_Stated problem_
Copy the data below exactly, omitting any picture it contains.

------ Task input ------

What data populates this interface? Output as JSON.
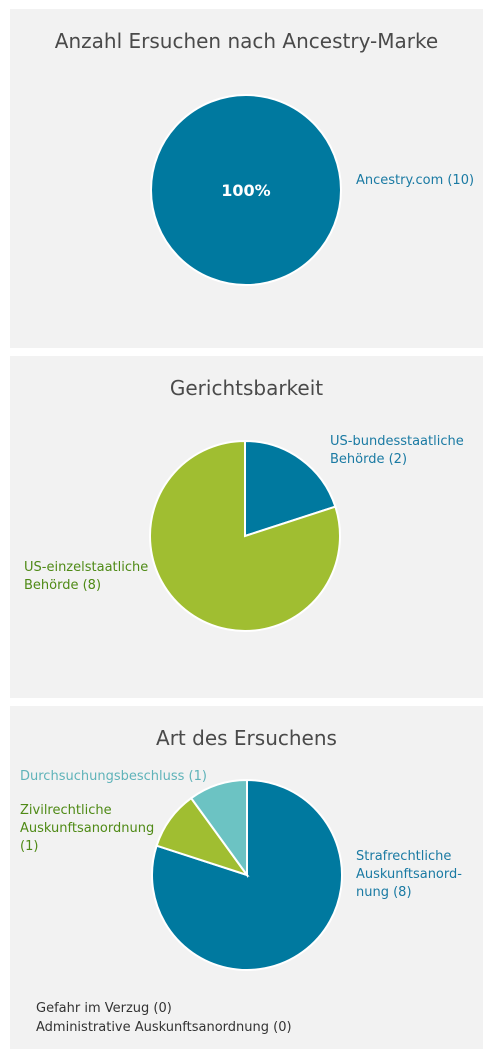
{
  "chart_data": [
    {
      "type": "pie",
      "title": "Anzahl Ersuchen nach Ancestry-Marke",
      "slices": [
        {
          "label": "Ancestry.com (10)",
          "value": 10,
          "color": "#00799f",
          "display_pct": "100%"
        }
      ]
    },
    {
      "type": "pie",
      "title": "Gerichtsbarkeit",
      "slices": [
        {
          "label": "US-bundesstaatliche Behörde (2)",
          "value": 2,
          "color": "#00799f"
        },
        {
          "label": "US-einzelstaatliche Behörde (8)",
          "value": 8,
          "color": "#a0be31"
        }
      ]
    },
    {
      "type": "pie",
      "title": "Art des Ersuchens",
      "slices": [
        {
          "label": "Strafrechtliche Auskunftsanordnung (8)",
          "value": 8,
          "color": "#00799f"
        },
        {
          "label": "Zivilrechtliche Auskunftsanordnung (1)",
          "value": 1,
          "color": "#a0be31"
        },
        {
          "label": "Durchsuchungsbeschluss (1)",
          "value": 1,
          "color": "#6cc3c3"
        }
      ],
      "zero_items": [
        "Gefahr im Verzug (0)",
        "Administrative Auskunftsanordnung (0)"
      ]
    }
  ],
  "panel1": {
    "title": "Anzahl Ersuchen nach Ancestry-Marke",
    "label": "Ancestry.com (10)",
    "pct": "100%"
  },
  "panel2": {
    "title": "Gerichtsbarkeit",
    "label_fed_line1": "US-bundesstaatliche",
    "label_fed_line2": "Behörde (2)",
    "label_state_line1": "US-einzelstaatliche",
    "label_state_line2": "Behörde (8)"
  },
  "panel3": {
    "title": "Art des Ersuchens",
    "label_search": "Durchsuchungsbeschluss (1)",
    "label_civil_line1": "Zivilrechtliche",
    "label_civil_line2": "Auskunftsanordnung",
    "label_civil_line3": "(1)",
    "label_crim_line1": "Strafrechtliche",
    "label_crim_line2": "Auskunftsanord-",
    "label_crim_line3": "nung (8)",
    "zero_1": "Gefahr im Verzug (0)",
    "zero_2": "Administrative Auskunftsanordnung (0)"
  }
}
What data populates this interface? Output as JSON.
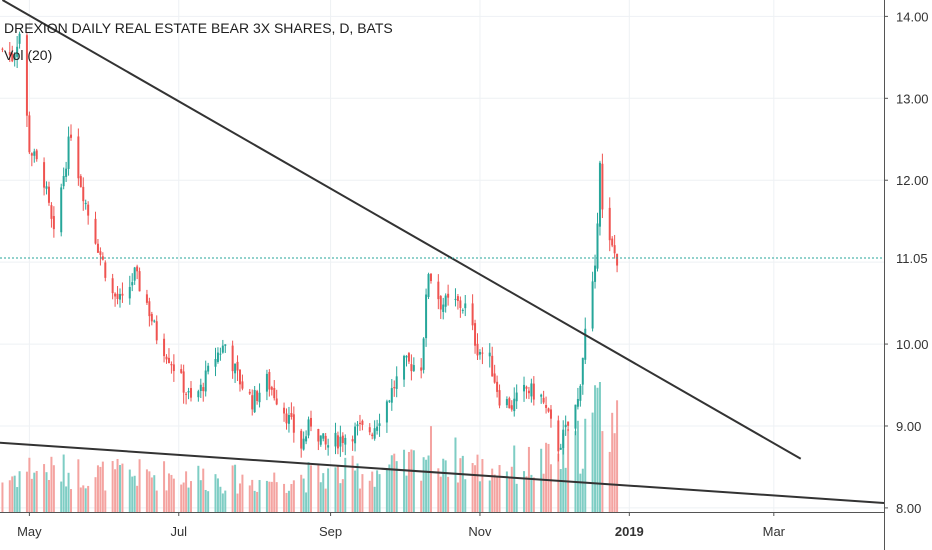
{
  "header": {
    "title": "DREXION DAILY REAL ESTATE BEAR 3X SHARES, D, BATS",
    "volume_label": "Vol (20)"
  },
  "colors": {
    "up": "#26a69a",
    "down": "#ef5350",
    "up_volume": "#7ecdc4",
    "down_volume": "#f4a3a0",
    "trendline": "#333333",
    "last_price_line": "#26a69a",
    "axis_text": "#333333"
  },
  "chart_data": {
    "type": "candlestick",
    "title": "DREXION DAILY REAL ESTATE BEAR 3X SHARES, D, BATS",
    "y_axis": {
      "ticks": [
        "14.00",
        "13.00",
        "12.00",
        "11.00",
        "10.00",
        "9.00",
        "8.00"
      ],
      "range": [
        7.95,
        14.2
      ],
      "last_price": 11.05,
      "last_price_label": "11.05"
    },
    "x_axis": {
      "ticks": [
        "May",
        "Jul",
        "Sep",
        "Nov",
        "2019",
        "Mar"
      ],
      "range": [
        "2018-04-19",
        "2019-04-15"
      ]
    },
    "trendlines": [
      {
        "start": [
          "2018-04-20",
          14.2
        ],
        "end": [
          "2019-03-12",
          8.6
        ]
      },
      {
        "start": [
          "2018-04-17",
          8.8
        ],
        "end": [
          "2019-04-15",
          8.06
        ]
      }
    ],
    "price_anchors": [
      [
        "2018-04-20",
        13.6
      ],
      [
        "2018-04-24",
        13.5
      ],
      [
        "2018-04-27",
        13.8
      ],
      [
        "2018-05-01",
        12.4
      ],
      [
        "2018-05-07",
        12.0
      ],
      [
        "2018-05-11",
        11.3
      ],
      [
        "2018-05-14",
        11.9
      ],
      [
        "2018-05-18",
        12.6
      ],
      [
        "2018-05-21",
        12.1
      ],
      [
        "2018-05-25",
        11.6
      ],
      [
        "2018-05-31",
        11.0
      ],
      [
        "2018-06-04",
        10.6
      ],
      [
        "2018-06-08",
        10.5
      ],
      [
        "2018-06-13",
        10.85
      ],
      [
        "2018-06-18",
        10.5
      ],
      [
        "2018-06-22",
        10.1
      ],
      [
        "2018-06-27",
        9.85
      ],
      [
        "2018-07-02",
        9.55
      ],
      [
        "2018-07-06",
        9.3
      ],
      [
        "2018-07-10",
        9.45
      ],
      [
        "2018-07-16",
        9.85
      ],
      [
        "2018-07-20",
        10.0
      ],
      [
        "2018-07-25",
        9.6
      ],
      [
        "2018-07-31",
        9.3
      ],
      [
        "2018-08-06",
        9.55
      ],
      [
        "2018-08-13",
        9.2
      ],
      [
        "2018-08-20",
        8.75
      ],
      [
        "2018-08-24",
        9.05
      ],
      [
        "2018-08-30",
        8.75
      ],
      [
        "2018-09-05",
        8.85
      ],
      [
        "2018-09-12",
        8.95
      ],
      [
        "2018-09-18",
        8.95
      ],
      [
        "2018-09-24",
        9.3
      ],
      [
        "2018-10-01",
        9.75
      ],
      [
        "2018-10-08",
        9.75
      ],
      [
        "2018-10-11",
        10.9
      ],
      [
        "2018-10-16",
        10.5
      ],
      [
        "2018-10-22",
        10.5
      ],
      [
        "2018-10-26",
        10.45
      ],
      [
        "2018-10-31",
        9.95
      ],
      [
        "2018-11-05",
        9.8
      ],
      [
        "2018-11-09",
        9.35
      ],
      [
        "2018-11-14",
        9.25
      ],
      [
        "2018-11-20",
        9.45
      ],
      [
        "2018-11-26",
        9.35
      ],
      [
        "2018-12-03",
        8.75
      ],
      [
        "2018-12-07",
        9.0
      ],
      [
        "2018-12-11",
        9.3
      ],
      [
        "2018-12-14",
        10.15
      ],
      [
        "2018-12-18",
        10.85
      ],
      [
        "2018-12-20",
        12.3
      ],
      [
        "2018-12-21",
        11.6
      ],
      [
        "2018-12-24",
        11.2
      ],
      [
        "2018-12-27",
        11.05
      ]
    ],
    "volume_anchors": [
      [
        "2018-04-20",
        0.25
      ],
      [
        "2018-05-01",
        0.35
      ],
      [
        "2018-06-01",
        0.3
      ],
      [
        "2018-07-01",
        0.3
      ],
      [
        "2018-08-01",
        0.25
      ],
      [
        "2018-09-01",
        0.3
      ],
      [
        "2018-10-01",
        0.35
      ],
      [
        "2018-10-11",
        0.5
      ],
      [
        "2018-11-01",
        0.35
      ],
      [
        "2018-12-01",
        0.4
      ],
      [
        "2018-12-12",
        0.55
      ],
      [
        "2018-12-20",
        0.85
      ],
      [
        "2018-12-27",
        0.7
      ]
    ],
    "legend": []
  }
}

------

_Solution to this problem_
What data populates this interface? Output as JSON.
{
  "chart_data": [
    {
      "type": "pie",
      "title": "Anzahl Ersuchen nach Ancestry-Marke",
      "slices": [
        {
          "label": "Ancestry.com (10)",
          "value": 10,
          "color": "#00799f",
          "display_pct": "100%"
        }
      ]
    },
    {
      "type": "pie",
      "title": "Gerichtsbarkeit",
      "slices": [
        {
          "label": "US-bundesstaatliche Behörde (2)",
          "value": 2,
          "color": "#00799f"
        },
        {
          "label": "US-einzelstaatliche Behörde (8)",
          "value": 8,
          "color": "#a0be31"
        }
      ]
    },
    {
      "type": "pie",
      "title": "Art des Ersuchens",
      "slices": [
        {
          "label": "Strafrechtliche Auskunftsanordnung (8)",
          "value": 8,
          "color": "#00799f"
        },
        {
          "label": "Zivilrechtliche Auskunftsanordnung (1)",
          "value": 1,
          "color": "#a0be31"
        },
        {
          "label": "Durchsuchungsbeschluss (1)",
          "value": 1,
          "color": "#6cc3c3"
        }
      ],
      "zero_items": [
        "Gefahr im Verzug (0)",
        "Administrative Auskunftsanordnung (0)"
      ]
    }
  ],
  "panel1": {
    "title": "Anzahl Ersuchen nach Ancestry-Marke",
    "label": "Ancestry.com (10)",
    "pct": "100%"
  },
  "panel2": {
    "title": "Gerichtsbarkeit",
    "label_fed_line1": "US-bundesstaatliche",
    "label_fed_line2": "Behörde (2)",
    "label_state_line1": "US-einzelstaatliche",
    "label_state_line2": "Behörde (8)"
  },
  "panel3": {
    "title": "Art des Ersuchens",
    "label_search": "Durchsuchungsbeschluss (1)",
    "label_civil_line1": "Zivilrechtliche",
    "label_civil_line2": "Auskunftsanordnung",
    "label_civil_line3": "(1)",
    "label_crim_line1": "Strafrechtliche",
    "label_crim_line2": "Auskunftsanord-",
    "label_crim_line3": "nung (8)",
    "zero_1": "Gefahr im Verzug (0)",
    "zero_2": "Administrative Auskunftsanordnung (0)"
  }
}
What data populates this interface? Output as JSON.
{
  "header": {
    "title": "DREXION DAILY REAL ESTATE BEAR 3X SHARES, D, BATS",
    "volume_label": "Vol (20)"
  },
  "colors": {
    "up": "#26a69a",
    "down": "#ef5350",
    "up_volume": "#7ecdc4",
    "down_volume": "#f4a3a0",
    "trendline": "#333333",
    "last_price_line": "#26a69a",
    "axis_text": "#333333"
  },
  "chart_data": {
    "type": "candlestick",
    "title": "DREXION DAILY REAL ESTATE BEAR 3X SHARES, D, BATS",
    "y_axis": {
      "ticks": [
        "14.00",
        "13.00",
        "12.00",
        "11.00",
        "10.00",
        "9.00",
        "8.00"
      ],
      "range": [
        7.95,
        14.2
      ],
      "last_price": 11.05,
      "last_price_label": "11.05"
    },
    "x_axis": {
      "ticks": [
        "May",
        "Jul",
        "Sep",
        "Nov",
        "2019",
        "Mar"
      ],
      "range": [
        "2018-04-19",
        "2019-04-15"
      ]
    },
    "trendlines": [
      {
        "start": [
          "2018-04-20",
          14.2
        ],
        "end": [
          "2019-03-12",
          8.6
        ]
      },
      {
        "start": [
          "2018-04-17",
          8.8
        ],
        "end": [
          "2019-04-15",
          8.06
        ]
      }
    ],
    "price_anchors": [
      [
        "2018-04-20",
        13.6
      ],
      [
        "2018-04-24",
        13.5
      ],
      [
        "2018-04-27",
        13.8
      ],
      [
        "2018-05-01",
        12.4
      ],
      [
        "2018-05-07",
        12.0
      ],
      [
        "2018-05-11",
        11.3
      ],
      [
        "2018-05-14",
        11.9
      ],
      [
        "2018-05-18",
        12.6
      ],
      [
        "2018-05-21",
        12.1
      ],
      [
        "2018-05-25",
        11.6
      ],
      [
        "2018-05-31",
        11.0
      ],
      [
        "2018-06-04",
        10.6
      ],
      [
        "2018-06-08",
        10.5
      ],
      [
        "2018-06-13",
        10.85
      ],
      [
        "2018-06-18",
        10.5
      ],
      [
        "2018-06-22",
        10.1
      ],
      [
        "2018-06-27",
        9.85
      ],
      [
        "2018-07-02",
        9.55
      ],
      [
        "2018-07-06",
        9.3
      ],
      [
        "2018-07-10",
        9.45
      ],
      [
        "2018-07-16",
        9.85
      ],
      [
        "2018-07-20",
        10.0
      ],
      [
        "2018-07-25",
        9.6
      ],
      [
        "2018-07-31",
        9.3
      ],
      [
        "2018-08-06",
        9.55
      ],
      [
        "2018-08-13",
        9.2
      ],
      [
        "2018-08-20",
        8.75
      ],
      [
        "2018-08-24",
        9.05
      ],
      [
        "2018-08-30",
        8.75
      ],
      [
        "2018-09-05",
        8.85
      ],
      [
        "2018-09-12",
        8.95
      ],
      [
        "2018-09-18",
        8.95
      ],
      [
        "2018-09-24",
        9.3
      ],
      [
        "2018-10-01",
        9.75
      ],
      [
        "2018-10-08",
        9.75
      ],
      [
        "2018-10-11",
        10.9
      ],
      [
        "2018-10-16",
        10.5
      ],
      [
        "2018-10-22",
        10.5
      ],
      [
        "2018-10-26",
        10.45
      ],
      [
        "2018-10-31",
        9.95
      ],
      [
        "2018-11-05",
        9.8
      ],
      [
        "2018-11-09",
        9.35
      ],
      [
        "2018-11-14",
        9.25
      ],
      [
        "2018-11-20",
        9.45
      ],
      [
        "2018-11-26",
        9.35
      ],
      [
        "2018-12-03",
        8.75
      ],
      [
        "2018-12-07",
        9.0
      ],
      [
        "2018-12-11",
        9.3
      ],
      [
        "2018-12-14",
        10.15
      ],
      [
        "2018-12-18",
        10.85
      ],
      [
        "2018-12-20",
        12.3
      ],
      [
        "2018-12-21",
        11.6
      ],
      [
        "2018-12-24",
        11.2
      ],
      [
        "2018-12-27",
        11.05
      ]
    ],
    "volume_anchors": [
      [
        "2018-04-20",
        0.25
      ],
      [
        "2018-05-01",
        0.35
      ],
      [
        "2018-06-01",
        0.3
      ],
      [
        "2018-07-01",
        0.3
      ],
      [
        "2018-08-01",
        0.25
      ],
      [
        "2018-09-01",
        0.3
      ],
      [
        "2018-10-01",
        0.35
      ],
      [
        "2018-10-11",
        0.5
      ],
      [
        "2018-11-01",
        0.35
      ],
      [
        "2018-12-01",
        0.4
      ],
      [
        "2018-12-12",
        0.55
      ],
      [
        "2018-12-20",
        0.85
      ],
      [
        "2018-12-27",
        0.7
      ]
    ],
    "legend": []
  }
}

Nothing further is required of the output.